Entries from a visual dataset:
--- Start ---
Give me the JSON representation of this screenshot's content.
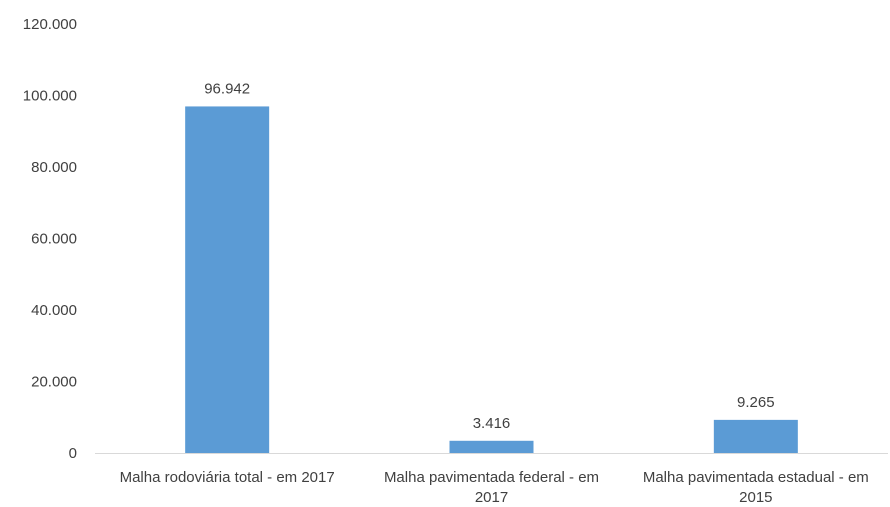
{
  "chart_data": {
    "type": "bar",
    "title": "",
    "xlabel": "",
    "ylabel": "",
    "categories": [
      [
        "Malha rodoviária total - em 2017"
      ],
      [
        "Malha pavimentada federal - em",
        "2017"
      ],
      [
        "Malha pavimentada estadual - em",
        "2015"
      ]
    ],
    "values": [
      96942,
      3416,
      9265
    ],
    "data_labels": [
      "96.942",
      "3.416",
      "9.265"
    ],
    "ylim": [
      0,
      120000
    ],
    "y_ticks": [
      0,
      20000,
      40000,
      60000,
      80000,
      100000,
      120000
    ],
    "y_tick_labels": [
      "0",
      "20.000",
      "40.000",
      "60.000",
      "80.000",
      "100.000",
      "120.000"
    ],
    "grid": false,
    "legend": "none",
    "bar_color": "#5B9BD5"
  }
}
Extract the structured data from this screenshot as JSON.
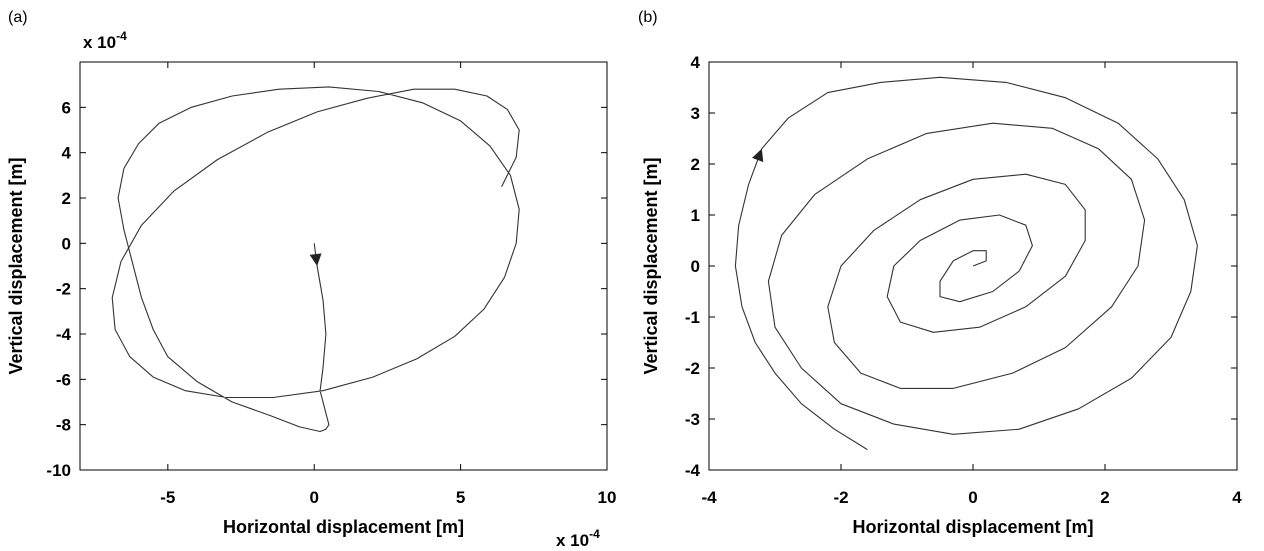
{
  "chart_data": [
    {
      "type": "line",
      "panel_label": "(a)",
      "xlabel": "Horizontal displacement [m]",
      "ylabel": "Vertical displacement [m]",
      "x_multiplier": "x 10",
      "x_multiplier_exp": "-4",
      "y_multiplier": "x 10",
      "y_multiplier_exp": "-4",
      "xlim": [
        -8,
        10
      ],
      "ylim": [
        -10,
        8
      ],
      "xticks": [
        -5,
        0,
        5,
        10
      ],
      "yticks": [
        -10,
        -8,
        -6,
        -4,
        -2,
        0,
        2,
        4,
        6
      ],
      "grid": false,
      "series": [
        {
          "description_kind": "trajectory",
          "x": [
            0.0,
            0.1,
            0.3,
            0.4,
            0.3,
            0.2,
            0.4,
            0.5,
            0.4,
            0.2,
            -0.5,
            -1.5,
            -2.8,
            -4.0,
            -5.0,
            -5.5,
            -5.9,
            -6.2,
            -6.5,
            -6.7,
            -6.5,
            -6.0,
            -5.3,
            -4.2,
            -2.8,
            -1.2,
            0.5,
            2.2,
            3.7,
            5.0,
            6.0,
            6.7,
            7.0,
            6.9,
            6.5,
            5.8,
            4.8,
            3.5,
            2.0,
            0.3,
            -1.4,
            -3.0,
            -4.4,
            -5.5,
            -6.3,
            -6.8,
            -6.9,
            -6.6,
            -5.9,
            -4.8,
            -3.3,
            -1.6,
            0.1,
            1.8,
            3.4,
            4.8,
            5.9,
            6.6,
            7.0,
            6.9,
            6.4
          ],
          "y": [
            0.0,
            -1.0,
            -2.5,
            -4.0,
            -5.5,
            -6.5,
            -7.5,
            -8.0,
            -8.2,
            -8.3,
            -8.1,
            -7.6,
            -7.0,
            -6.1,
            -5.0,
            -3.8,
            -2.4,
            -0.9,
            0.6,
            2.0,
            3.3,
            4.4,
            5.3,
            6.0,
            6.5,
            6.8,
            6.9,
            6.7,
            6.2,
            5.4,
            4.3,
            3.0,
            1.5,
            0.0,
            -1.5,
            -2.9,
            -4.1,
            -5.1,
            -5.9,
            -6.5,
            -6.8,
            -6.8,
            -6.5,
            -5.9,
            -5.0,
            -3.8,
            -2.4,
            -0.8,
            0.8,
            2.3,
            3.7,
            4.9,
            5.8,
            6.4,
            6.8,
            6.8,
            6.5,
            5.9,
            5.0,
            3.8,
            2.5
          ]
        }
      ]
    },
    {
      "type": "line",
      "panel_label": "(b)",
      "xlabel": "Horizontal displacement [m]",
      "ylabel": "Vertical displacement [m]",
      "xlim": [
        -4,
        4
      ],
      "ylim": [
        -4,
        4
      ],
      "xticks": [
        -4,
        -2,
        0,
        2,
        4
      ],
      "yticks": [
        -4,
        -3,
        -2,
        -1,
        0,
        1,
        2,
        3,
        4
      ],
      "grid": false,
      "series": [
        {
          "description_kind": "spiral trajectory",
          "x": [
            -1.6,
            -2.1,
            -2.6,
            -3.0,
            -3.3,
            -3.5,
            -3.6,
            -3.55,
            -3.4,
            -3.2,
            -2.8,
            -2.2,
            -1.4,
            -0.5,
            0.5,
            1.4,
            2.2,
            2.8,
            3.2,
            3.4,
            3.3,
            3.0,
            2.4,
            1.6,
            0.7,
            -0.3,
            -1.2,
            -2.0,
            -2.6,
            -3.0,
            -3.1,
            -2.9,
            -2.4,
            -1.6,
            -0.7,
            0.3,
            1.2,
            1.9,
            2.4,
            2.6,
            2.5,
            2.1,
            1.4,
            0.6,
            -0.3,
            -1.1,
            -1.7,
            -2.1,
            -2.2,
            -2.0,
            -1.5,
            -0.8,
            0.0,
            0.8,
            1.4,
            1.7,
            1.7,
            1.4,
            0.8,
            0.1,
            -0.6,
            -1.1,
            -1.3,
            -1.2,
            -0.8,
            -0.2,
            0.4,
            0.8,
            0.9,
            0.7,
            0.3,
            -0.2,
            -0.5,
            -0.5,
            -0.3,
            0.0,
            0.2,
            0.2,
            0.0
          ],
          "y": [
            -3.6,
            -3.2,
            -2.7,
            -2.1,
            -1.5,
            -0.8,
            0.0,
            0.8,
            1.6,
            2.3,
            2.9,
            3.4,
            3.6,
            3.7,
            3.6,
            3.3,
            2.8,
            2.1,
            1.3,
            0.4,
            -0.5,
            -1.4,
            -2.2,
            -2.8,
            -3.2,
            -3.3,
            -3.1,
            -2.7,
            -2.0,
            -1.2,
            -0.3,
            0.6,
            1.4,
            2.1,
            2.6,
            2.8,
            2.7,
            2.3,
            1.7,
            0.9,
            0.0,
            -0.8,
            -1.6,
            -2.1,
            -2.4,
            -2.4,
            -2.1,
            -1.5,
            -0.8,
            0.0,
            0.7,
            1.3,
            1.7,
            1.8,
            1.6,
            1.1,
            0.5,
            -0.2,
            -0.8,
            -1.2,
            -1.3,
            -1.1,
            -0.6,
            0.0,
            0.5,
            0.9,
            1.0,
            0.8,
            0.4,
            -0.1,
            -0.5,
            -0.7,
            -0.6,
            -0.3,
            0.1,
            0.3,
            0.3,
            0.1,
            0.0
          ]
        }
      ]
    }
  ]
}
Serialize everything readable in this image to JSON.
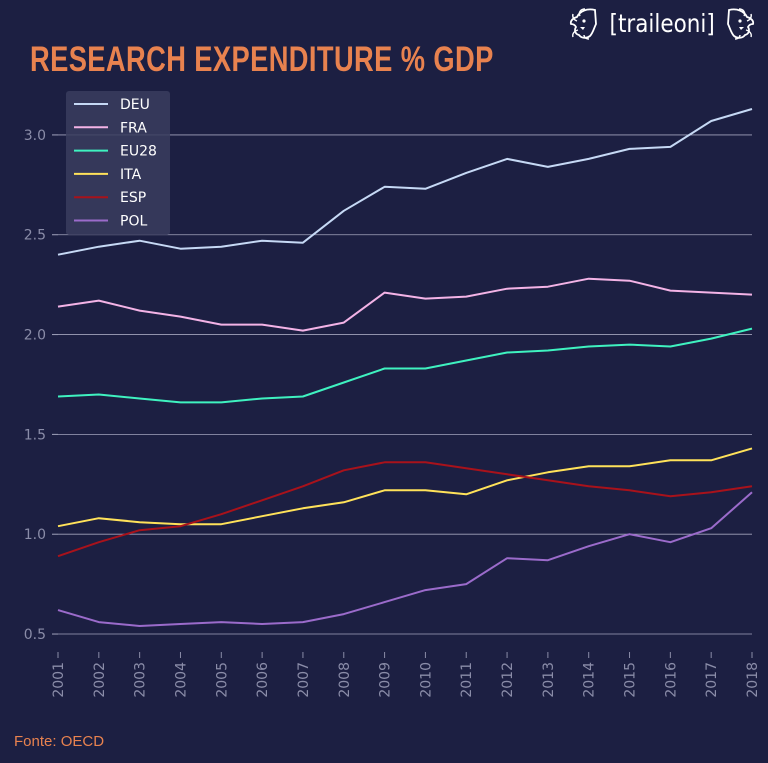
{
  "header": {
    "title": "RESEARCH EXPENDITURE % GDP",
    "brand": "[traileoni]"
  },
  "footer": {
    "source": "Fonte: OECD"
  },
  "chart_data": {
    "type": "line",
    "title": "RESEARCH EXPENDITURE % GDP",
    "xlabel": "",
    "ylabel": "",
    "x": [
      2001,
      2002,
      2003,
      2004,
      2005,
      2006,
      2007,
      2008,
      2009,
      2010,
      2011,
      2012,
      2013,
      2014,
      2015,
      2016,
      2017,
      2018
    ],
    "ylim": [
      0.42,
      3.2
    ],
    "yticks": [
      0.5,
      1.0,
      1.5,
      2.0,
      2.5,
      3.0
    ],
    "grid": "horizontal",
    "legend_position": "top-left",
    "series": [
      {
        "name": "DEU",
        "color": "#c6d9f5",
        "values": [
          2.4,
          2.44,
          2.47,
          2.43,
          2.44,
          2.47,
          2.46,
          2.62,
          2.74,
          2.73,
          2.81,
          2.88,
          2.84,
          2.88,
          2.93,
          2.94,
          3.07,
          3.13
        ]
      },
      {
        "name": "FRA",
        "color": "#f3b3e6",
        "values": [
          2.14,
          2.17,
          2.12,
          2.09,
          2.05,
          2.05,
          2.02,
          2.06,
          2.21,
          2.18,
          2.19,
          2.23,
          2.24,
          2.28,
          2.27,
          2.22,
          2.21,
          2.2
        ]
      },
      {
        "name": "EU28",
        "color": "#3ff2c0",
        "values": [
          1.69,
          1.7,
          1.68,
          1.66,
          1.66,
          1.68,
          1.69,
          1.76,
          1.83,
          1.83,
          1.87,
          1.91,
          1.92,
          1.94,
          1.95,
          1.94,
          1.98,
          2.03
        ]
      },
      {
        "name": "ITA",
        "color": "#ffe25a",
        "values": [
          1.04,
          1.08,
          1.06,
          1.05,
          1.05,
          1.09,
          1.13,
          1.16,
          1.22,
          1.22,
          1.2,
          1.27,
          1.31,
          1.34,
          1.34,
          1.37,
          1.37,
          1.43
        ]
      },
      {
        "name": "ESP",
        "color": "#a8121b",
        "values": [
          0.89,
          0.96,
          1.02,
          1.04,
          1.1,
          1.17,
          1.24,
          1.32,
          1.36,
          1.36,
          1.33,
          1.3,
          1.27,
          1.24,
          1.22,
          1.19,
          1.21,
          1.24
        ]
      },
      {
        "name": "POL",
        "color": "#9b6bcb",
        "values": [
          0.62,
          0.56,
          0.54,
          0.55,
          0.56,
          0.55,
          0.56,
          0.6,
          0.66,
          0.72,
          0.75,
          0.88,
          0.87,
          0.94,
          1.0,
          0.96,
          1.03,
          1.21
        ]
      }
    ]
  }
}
--- End ---
» **EXERCISE BRIEF**
Using the data above, copy each line that contains "type".

» **RESPONSE TO THE EXERCISE**
    "type": "bar",
      "type": "line",
      "type": "line",
    "type": "line",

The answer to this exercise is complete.